Reproduce all of the material word for word.
* Begin INFORMATION GIVEN *
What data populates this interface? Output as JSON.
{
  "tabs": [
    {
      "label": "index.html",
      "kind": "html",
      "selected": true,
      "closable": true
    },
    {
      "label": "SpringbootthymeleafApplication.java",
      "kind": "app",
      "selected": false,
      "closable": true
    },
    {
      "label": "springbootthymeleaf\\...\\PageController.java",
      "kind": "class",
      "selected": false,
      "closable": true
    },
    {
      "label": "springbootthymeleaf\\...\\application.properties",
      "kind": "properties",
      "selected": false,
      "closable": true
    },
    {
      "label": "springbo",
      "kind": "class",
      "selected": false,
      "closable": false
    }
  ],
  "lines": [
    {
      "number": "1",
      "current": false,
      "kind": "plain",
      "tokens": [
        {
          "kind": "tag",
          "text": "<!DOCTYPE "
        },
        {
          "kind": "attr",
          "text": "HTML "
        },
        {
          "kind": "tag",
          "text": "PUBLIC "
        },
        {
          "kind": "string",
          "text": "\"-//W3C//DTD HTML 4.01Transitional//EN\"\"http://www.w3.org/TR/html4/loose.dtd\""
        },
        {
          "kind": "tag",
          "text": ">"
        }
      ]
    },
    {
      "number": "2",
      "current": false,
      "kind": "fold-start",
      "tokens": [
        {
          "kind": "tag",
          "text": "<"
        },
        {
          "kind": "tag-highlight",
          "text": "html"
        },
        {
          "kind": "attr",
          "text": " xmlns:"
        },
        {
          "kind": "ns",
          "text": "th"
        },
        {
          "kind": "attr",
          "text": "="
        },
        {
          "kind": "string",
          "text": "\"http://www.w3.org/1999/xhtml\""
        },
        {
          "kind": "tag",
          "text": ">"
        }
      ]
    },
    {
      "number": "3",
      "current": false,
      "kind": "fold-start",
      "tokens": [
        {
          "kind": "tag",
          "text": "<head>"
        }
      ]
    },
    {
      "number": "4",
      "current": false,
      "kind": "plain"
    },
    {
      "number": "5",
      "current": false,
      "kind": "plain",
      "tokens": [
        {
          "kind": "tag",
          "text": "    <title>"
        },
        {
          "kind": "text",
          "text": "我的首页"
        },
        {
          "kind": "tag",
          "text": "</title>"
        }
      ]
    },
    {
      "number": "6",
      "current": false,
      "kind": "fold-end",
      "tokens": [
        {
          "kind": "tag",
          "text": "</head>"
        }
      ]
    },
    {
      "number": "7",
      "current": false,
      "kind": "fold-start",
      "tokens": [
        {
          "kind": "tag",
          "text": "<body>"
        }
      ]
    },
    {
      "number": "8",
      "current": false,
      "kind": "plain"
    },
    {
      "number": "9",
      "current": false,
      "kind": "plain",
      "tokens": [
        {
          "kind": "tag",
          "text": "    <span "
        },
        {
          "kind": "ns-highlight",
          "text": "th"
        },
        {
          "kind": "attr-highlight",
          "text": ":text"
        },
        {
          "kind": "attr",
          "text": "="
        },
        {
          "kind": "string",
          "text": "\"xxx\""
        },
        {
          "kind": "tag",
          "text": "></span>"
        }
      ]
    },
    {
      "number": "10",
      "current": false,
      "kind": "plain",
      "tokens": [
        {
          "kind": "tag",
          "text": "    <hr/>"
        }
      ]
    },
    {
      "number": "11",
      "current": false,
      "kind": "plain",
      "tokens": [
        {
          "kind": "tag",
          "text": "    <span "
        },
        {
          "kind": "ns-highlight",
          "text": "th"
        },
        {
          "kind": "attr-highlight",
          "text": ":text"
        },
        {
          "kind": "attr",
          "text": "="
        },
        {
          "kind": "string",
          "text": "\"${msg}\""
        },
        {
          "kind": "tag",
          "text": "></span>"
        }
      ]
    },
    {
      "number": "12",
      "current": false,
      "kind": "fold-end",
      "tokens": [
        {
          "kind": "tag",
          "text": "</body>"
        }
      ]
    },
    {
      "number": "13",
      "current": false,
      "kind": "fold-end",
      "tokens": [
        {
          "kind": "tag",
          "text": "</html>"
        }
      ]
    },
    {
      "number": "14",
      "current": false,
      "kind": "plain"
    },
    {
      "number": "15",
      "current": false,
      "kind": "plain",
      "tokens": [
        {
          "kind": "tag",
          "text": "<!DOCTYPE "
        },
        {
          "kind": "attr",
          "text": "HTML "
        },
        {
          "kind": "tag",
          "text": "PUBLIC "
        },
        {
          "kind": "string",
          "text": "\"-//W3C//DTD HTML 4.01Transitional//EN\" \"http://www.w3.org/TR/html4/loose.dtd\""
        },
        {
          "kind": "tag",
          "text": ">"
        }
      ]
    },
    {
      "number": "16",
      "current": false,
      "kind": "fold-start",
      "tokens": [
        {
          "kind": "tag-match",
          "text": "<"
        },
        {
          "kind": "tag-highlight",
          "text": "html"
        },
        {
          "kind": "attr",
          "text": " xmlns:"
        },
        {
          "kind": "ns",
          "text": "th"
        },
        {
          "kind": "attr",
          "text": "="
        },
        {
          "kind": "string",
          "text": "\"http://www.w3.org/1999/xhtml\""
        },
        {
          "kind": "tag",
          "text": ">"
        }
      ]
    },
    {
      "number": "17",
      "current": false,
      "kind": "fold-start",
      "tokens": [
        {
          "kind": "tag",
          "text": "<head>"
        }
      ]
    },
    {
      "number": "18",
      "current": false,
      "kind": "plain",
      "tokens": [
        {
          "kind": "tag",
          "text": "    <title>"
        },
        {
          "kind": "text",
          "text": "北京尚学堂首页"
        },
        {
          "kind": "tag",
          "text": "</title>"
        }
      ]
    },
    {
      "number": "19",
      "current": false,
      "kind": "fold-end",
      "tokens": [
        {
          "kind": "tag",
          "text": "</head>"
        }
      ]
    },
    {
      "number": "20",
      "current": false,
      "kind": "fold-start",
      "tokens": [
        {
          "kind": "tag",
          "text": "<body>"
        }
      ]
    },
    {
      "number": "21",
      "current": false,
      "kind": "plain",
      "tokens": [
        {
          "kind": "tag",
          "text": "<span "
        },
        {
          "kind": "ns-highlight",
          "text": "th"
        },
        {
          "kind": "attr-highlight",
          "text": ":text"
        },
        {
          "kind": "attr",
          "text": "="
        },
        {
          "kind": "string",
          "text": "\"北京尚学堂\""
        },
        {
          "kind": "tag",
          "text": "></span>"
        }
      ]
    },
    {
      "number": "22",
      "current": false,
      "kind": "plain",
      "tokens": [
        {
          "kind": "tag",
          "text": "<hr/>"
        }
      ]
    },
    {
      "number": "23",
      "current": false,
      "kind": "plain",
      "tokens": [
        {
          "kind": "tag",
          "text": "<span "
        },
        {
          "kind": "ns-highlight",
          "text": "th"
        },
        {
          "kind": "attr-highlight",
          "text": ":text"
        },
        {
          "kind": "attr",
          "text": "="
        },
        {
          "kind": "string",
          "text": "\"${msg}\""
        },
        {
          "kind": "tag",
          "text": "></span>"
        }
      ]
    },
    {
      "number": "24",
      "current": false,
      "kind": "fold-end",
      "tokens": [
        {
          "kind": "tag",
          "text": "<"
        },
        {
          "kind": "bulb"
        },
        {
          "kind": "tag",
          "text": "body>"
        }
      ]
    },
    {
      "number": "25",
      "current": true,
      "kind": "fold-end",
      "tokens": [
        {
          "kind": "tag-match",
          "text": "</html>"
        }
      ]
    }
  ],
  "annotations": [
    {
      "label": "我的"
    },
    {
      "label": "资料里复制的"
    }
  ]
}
* End INFORMATION GIVEN *
▶ _RESPONSE BELOW_:
What data populates this interface? Output as JSON.
{
  "tabs": [
    {
      "label": "index.html",
      "kind": "html",
      "selected": true,
      "closable": true
    },
    {
      "label": "SpringbootthymeleafApplication.java",
      "kind": "app",
      "selected": false,
      "closable": true
    },
    {
      "label": "springbootthymeleaf\\...\\PageController.java",
      "kind": "class",
      "selected": false,
      "closable": true
    },
    {
      "label": "springbootthymeleaf\\...\\application.properties",
      "kind": "properties",
      "selected": false,
      "closable": true
    },
    {
      "label": "springbo",
      "kind": "class",
      "selected": false,
      "closable": false
    }
  ],
  "lines": [
    {
      "number": "1",
      "current": false,
      "kind": "plain",
      "tokens": [
        {
          "kind": "tag",
          "text": "<!DOCTYPE "
        },
        {
          "kind": "attr",
          "text": "HTML "
        },
        {
          "kind": "tag",
          "text": "PUBLIC "
        },
        {
          "kind": "string",
          "text": "\"-//W3C//DTD HTML 4.01Transitional//EN\"\"http://www.w3.org/TR/html4/loose.dtd\""
        },
        {
          "kind": "tag",
          "text": ">"
        }
      ]
    },
    {
      "number": "2",
      "current": false,
      "kind": "fold-start",
      "tokens": [
        {
          "kind": "tag",
          "text": "<"
        },
        {
          "kind": "tag-highlight",
          "text": "html"
        },
        {
          "kind": "attr",
          "text": " xmlns:"
        },
        {
          "kind": "ns",
          "text": "th"
        },
        {
          "kind": "attr",
          "text": "="
        },
        {
          "kind": "string",
          "text": "\"http://www.w3.org/1999/xhtml\""
        },
        {
          "kind": "tag",
          "text": ">"
        }
      ]
    },
    {
      "number": "3",
      "current": false,
      "kind": "fold-start",
      "tokens": [
        {
          "kind": "tag",
          "text": "<head>"
        }
      ]
    },
    {
      "number": "4",
      "current": false,
      "kind": "plain"
    },
    {
      "number": "5",
      "current": false,
      "kind": "plain",
      "tokens": [
        {
          "kind": "tag",
          "text": "    <title>"
        },
        {
          "kind": "text",
          "text": "我的首页"
        },
        {
          "kind": "tag",
          "text": "</title>"
        }
      ]
    },
    {
      "number": "6",
      "current": false,
      "kind": "fold-end",
      "tokens": [
        {
          "kind": "tag",
          "text": "</head>"
        }
      ]
    },
    {
      "number": "7",
      "current": false,
      "kind": "fold-start",
      "tokens": [
        {
          "kind": "tag",
          "text": "<body>"
        }
      ]
    },
    {
      "number": "8",
      "current": false,
      "kind": "plain"
    },
    {
      "number": "9",
      "current": false,
      "kind": "plain",
      "tokens": [
        {
          "kind": "tag",
          "text": "    <span "
        },
        {
          "kind": "ns-highlight",
          "text": "th"
        },
        {
          "kind": "attr-highlight",
          "text": ":text"
        },
        {
          "kind": "attr",
          "text": "="
        },
        {
          "kind": "string",
          "text": "\"xxx\""
        },
        {
          "kind": "tag",
          "text": "></span>"
        }
      ]
    },
    {
      "number": "10",
      "current": false,
      "kind": "plain",
      "tokens": [
        {
          "kind": "tag",
          "text": "    <hr/>"
        }
      ]
    },
    {
      "number": "11",
      "current": false,
      "kind": "plain",
      "tokens": [
        {
          "kind": "tag",
          "text": "    <span "
        },
        {
          "kind": "ns-highlight",
          "text": "th"
        },
        {
          "kind": "attr-highlight",
          "text": ":text"
        },
        {
          "kind": "attr",
          "text": "="
        },
        {
          "kind": "string",
          "text": "\"${msg}\""
        },
        {
          "kind": "tag",
          "text": "></span>"
        }
      ]
    },
    {
      "number": "12",
      "current": false,
      "kind": "fold-end",
      "tokens": [
        {
          "kind": "tag",
          "text": "</body>"
        }
      ]
    },
    {
      "number": "13",
      "current": false,
      "kind": "fold-end",
      "tokens": [
        {
          "kind": "tag",
          "text": "</html>"
        }
      ]
    },
    {
      "number": "14",
      "current": false,
      "kind": "plain"
    },
    {
      "number": "15",
      "current": false,
      "kind": "plain",
      "tokens": [
        {
          "kind": "tag",
          "text": "<!DOCTYPE "
        },
        {
          "kind": "attr",
          "text": "HTML "
        },
        {
          "kind": "tag",
          "text": "PUBLIC "
        },
        {
          "kind": "string",
          "text": "\"-//W3C//DTD HTML 4.01Transitional//EN\" \"http://www.w3.org/TR/html4/loose.dtd\""
        },
        {
          "kind": "tag",
          "text": ">"
        }
      ]
    },
    {
      "number": "16",
      "current": false,
      "kind": "fold-start",
      "tokens": [
        {
          "kind": "tag-match",
          "text": "<"
        },
        {
          "kind": "tag-highlight",
          "text": "html"
        },
        {
          "kind": "attr",
          "text": " xmlns:"
        },
        {
          "kind": "ns",
          "text": "th"
        },
        {
          "kind": "attr",
          "text": "="
        },
        {
          "kind": "string",
          "text": "\"http://www.w3.org/1999/xhtml\""
        },
        {
          "kind": "tag",
          "text": ">"
        }
      ]
    },
    {
      "number": "17",
      "current": false,
      "kind": "fold-start",
      "tokens": [
        {
          "kind": "tag",
          "text": "<head>"
        }
      ]
    },
    {
      "number": "18",
      "current": false,
      "kind": "plain",
      "tokens": [
        {
          "kind": "tag",
          "text": "    <title>"
        },
        {
          "kind": "text",
          "text": "北京尚学堂首页"
        },
        {
          "kind": "tag",
          "text": "</title>"
        }
      ]
    },
    {
      "number": "19",
      "current": false,
      "kind": "fold-end",
      "tokens": [
        {
          "kind": "tag",
          "text": "</head>"
        }
      ]
    },
    {
      "number": "20",
      "current": false,
      "kind": "fold-start",
      "tokens": [
        {
          "kind": "tag",
          "text": "<body>"
        }
      ]
    },
    {
      "number": "21",
      "current": false,
      "kind": "plain",
      "tokens": [
        {
          "kind": "tag",
          "text": "<span "
        },
        {
          "kind": "ns-highlight",
          "text": "th"
        },
        {
          "kind": "attr-highlight",
          "text": ":text"
        },
        {
          "kind": "attr",
          "text": "="
        },
        {
          "kind": "string",
          "text": "\"北京尚学堂\""
        },
        {
          "kind": "tag",
          "text": "></span>"
        }
      ]
    },
    {
      "number": "22",
      "current": false,
      "kind": "plain",
      "tokens": [
        {
          "kind": "tag",
          "text": "<hr/>"
        }
      ]
    },
    {
      "number": "23",
      "current": false,
      "kind": "plain",
      "tokens": [
        {
          "kind": "tag",
          "text": "<span "
        },
        {
          "kind": "ns-highlight",
          "text": "th"
        },
        {
          "kind": "attr-highlight",
          "text": ":text"
        },
        {
          "kind": "attr",
          "text": "="
        },
        {
          "kind": "string",
          "text": "\"${msg}\""
        },
        {
          "kind": "tag",
          "text": "></span>"
        }
      ]
    },
    {
      "number": "24",
      "current": false,
      "kind": "fold-end",
      "tokens": [
        {
          "kind": "tag",
          "text": "<"
        },
        {
          "kind": "bulb"
        },
        {
          "kind": "tag",
          "text": "body>"
        }
      ]
    },
    {
      "number": "25",
      "current": true,
      "kind": "fold-end",
      "tokens": [
        {
          "kind": "tag-match",
          "text": "</html>"
        }
      ]
    }
  ],
  "annotations": [
    {
      "label": "我的"
    },
    {
      "label": "资料里复制的"
    }
  ]
}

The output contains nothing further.